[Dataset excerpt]
== == ==
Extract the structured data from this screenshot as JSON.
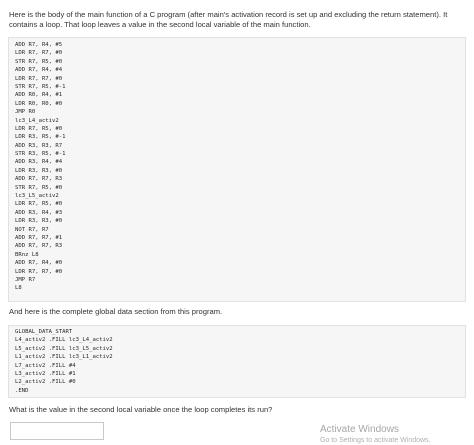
{
  "intro_text": "Here is the body of the main function of a C program (after main's activation record is set up and excluding the return statement). It contains a loop. That loop leaves a value in the second local variable of the main function.",
  "code_main": [
    "ADD R7, R4, #5",
    "LDR R7, R7, #0",
    "STR R7, R5, #0",
    "ADD R7, R4, #4",
    "LDR R7, R7, #0",
    "STR R7, R5, #-1",
    "ADD R0, R4, #1",
    "LDR R0, R0, #0",
    "JMP R0",
    "lc3_L4_activ2",
    "LDR R7, R5, #0",
    "LDR R3, R5, #-1",
    "ADD R3, R3, R7",
    "STR R3, R5, #-1",
    "ADD R3, R4, #4",
    "LDR R3, R3, #0",
    "ADD R7, R7, R3",
    "STR R7, R5, #0",
    "lc3_L5_activ2",
    "LDR R7, R5, #0",
    "ADD R3, R4, #3",
    "LDR R3, R3, #0",
    "NOT R7, R7",
    "ADD R7, R7, #1",
    "ADD R7, R7, R3",
    "BRnz L8",
    "ADD R7, R4, #0",
    "LDR R7, R7, #0",
    "JMP R7",
    "L8"
  ],
  "mid_text": "And here is the complete global data section from this program.",
  "code_data": [
    "GLOBAL_DATA_START",
    "L4_activ2 .FILL lc3_L4_activ2",
    "L5_activ2 .FILL lc3_L5_activ2",
    "L1_activ2 .FILL lc3_L1_activ2",
    "L7_activ2 .FILL #4",
    "L3_activ2 .FILL #1",
    "L2_activ2 .FILL #0",
    ".END"
  ],
  "question_text": "What is the value in the second local variable once the loop completes its run?",
  "answer_value": "",
  "watermark": {
    "title": "Activate Windows",
    "subtitle": "Go to Settings to activate Windows."
  }
}
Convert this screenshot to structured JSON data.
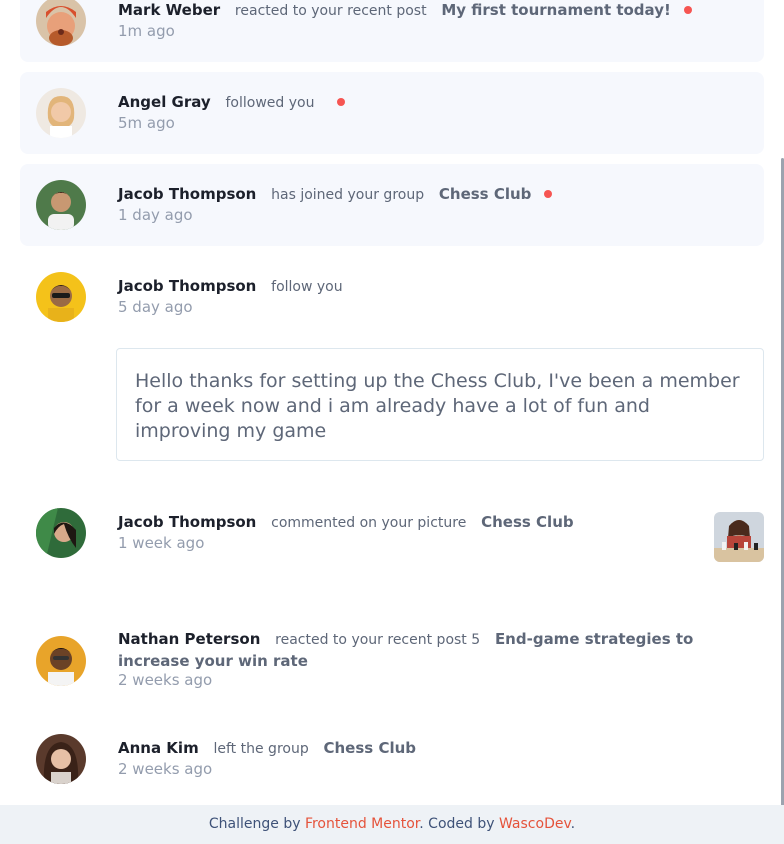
{
  "notifications": [
    {
      "name": "Mark Weber",
      "action": "reacted to your recent post",
      "target": "My first tournament today!",
      "time": "1m ago",
      "unread": true,
      "avatar": "avatar-mark"
    },
    {
      "name": "Angel Gray",
      "action": "followed you",
      "target": "",
      "time": "5m ago",
      "unread": true,
      "avatar": "avatar-angel"
    },
    {
      "name": "Jacob Thompson",
      "action": "has joined your group",
      "target": "Chess Club",
      "time": "1 day ago",
      "unread": true,
      "avatar": "avatar-jacob"
    },
    {
      "name": "Jacob Thompson",
      "action": "follow you",
      "target": "",
      "time": "5 day ago",
      "unread": false,
      "avatar": "avatar-jacob-2"
    },
    {
      "name": "Jacob Thompson",
      "action": "commented on your picture",
      "target": "Chess Club",
      "time": "1 week ago",
      "unread": false,
      "avatar": "avatar-jacob-3"
    },
    {
      "name": "Nathan Peterson",
      "action": "reacted to your recent post 5",
      "target": "End-game strategies to increase your win rate",
      "time": "2 weeks ago",
      "unread": false,
      "avatar": "avatar-nathan"
    },
    {
      "name": "Anna Kim",
      "action": "left the group",
      "target": "Chess Club",
      "time": "2 weeks ago",
      "unread": false,
      "avatar": "avatar-anna"
    }
  ],
  "message": {
    "text": "Hello thanks for setting up the Chess Club, I've been a member for a week now and i am already have a lot of fun and improving my game"
  },
  "footer": {
    "prefix": "Challenge by",
    "link1": "Frontend Mentor",
    "middle": ". Coded by",
    "link2": "WascoDev",
    "suffix": "."
  },
  "colors": {
    "unread_bg": "#f6f8fd",
    "dot": "#f65552",
    "name": "#1c202b",
    "muted": "#5e6778",
    "time": "#939cad",
    "footer_link": "#e5533b"
  }
}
== == ==
Task details:
Nothing but the pictures may be dropped; output the records above exactly.

Correct answer:
Extract the structured data from this screenshot as JSON.
{
  "intro_text": "Here is the body of the main function of a C program (after main's activation record is set up and excluding the return statement). It contains a loop. That loop leaves a value in the second local variable of the main function.",
  "code_main": [
    "ADD R7, R4, #5",
    "LDR R7, R7, #0",
    "STR R7, R5, #0",
    "ADD R7, R4, #4",
    "LDR R7, R7, #0",
    "STR R7, R5, #-1",
    "ADD R0, R4, #1",
    "LDR R0, R0, #0",
    "JMP R0",
    "lc3_L4_activ2",
    "LDR R7, R5, #0",
    "LDR R3, R5, #-1",
    "ADD R3, R3, R7",
    "STR R3, R5, #-1",
    "ADD R3, R4, #4",
    "LDR R3, R3, #0",
    "ADD R7, R7, R3",
    "STR R7, R5, #0",
    "lc3_L5_activ2",
    "LDR R7, R5, #0",
    "ADD R3, R4, #3",
    "LDR R3, R3, #0",
    "NOT R7, R7",
    "ADD R7, R7, #1",
    "ADD R7, R7, R3",
    "BRnz L8",
    "ADD R7, R4, #0",
    "LDR R7, R7, #0",
    "JMP R7",
    "L8"
  ],
  "mid_text": "And here is the complete global data section from this program.",
  "code_data": [
    "GLOBAL_DATA_START",
    "L4_activ2 .FILL lc3_L4_activ2",
    "L5_activ2 .FILL lc3_L5_activ2",
    "L1_activ2 .FILL lc3_L1_activ2",
    "L7_activ2 .FILL #4",
    "L3_activ2 .FILL #1",
    "L2_activ2 .FILL #0",
    ".END"
  ],
  "question_text": "What is the value in the second local variable once the loop completes its run?",
  "answer_value": "",
  "watermark": {
    "title": "Activate Windows",
    "subtitle": "Go to Settings to activate Windows."
  }
}
Convert this screenshot to structured JSON data.
{
  "notifications": [
    {
      "name": "Mark Weber",
      "action": "reacted to your recent post",
      "target": "My first tournament today!",
      "time": "1m ago",
      "unread": true,
      "avatar": "avatar-mark"
    },
    {
      "name": "Angel Gray",
      "action": "followed you",
      "target": "",
      "time": "5m ago",
      "unread": true,
      "avatar": "avatar-angel"
    },
    {
      "name": "Jacob Thompson",
      "action": "has joined your group",
      "target": "Chess Club",
      "time": "1 day ago",
      "unread": true,
      "avatar": "avatar-jacob"
    },
    {
      "name": "Jacob Thompson",
      "action": "follow you",
      "target": "",
      "time": "5 day ago",
      "unread": false,
      "avatar": "avatar-jacob-2"
    },
    {
      "name": "Jacob Thompson",
      "action": "commented on your picture",
      "target": "Chess Club",
      "time": "1 week ago",
      "unread": false,
      "avatar": "avatar-jacob-3"
    },
    {
      "name": "Nathan Peterson",
      "action": "reacted to your recent post 5",
      "target": "End-game strategies to increase your win rate",
      "time": "2 weeks ago",
      "unread": false,
      "avatar": "avatar-nathan"
    },
    {
      "name": "Anna Kim",
      "action": "left the group",
      "target": "Chess Club",
      "time": "2 weeks ago",
      "unread": false,
      "avatar": "avatar-anna"
    }
  ],
  "message": {
    "text": "Hello thanks for setting up the Chess Club, I've been a member for a week now and i am already have a lot of fun and improving my game"
  },
  "footer": {
    "prefix": "Challenge by",
    "link1": "Frontend Mentor",
    "middle": ". Coded by",
    "link2": "WascoDev",
    "suffix": "."
  },
  "colors": {
    "unread_bg": "#f6f8fd",
    "dot": "#f65552",
    "name": "#1c202b",
    "muted": "#5e6778",
    "time": "#939cad",
    "footer_link": "#e5533b"
  }
}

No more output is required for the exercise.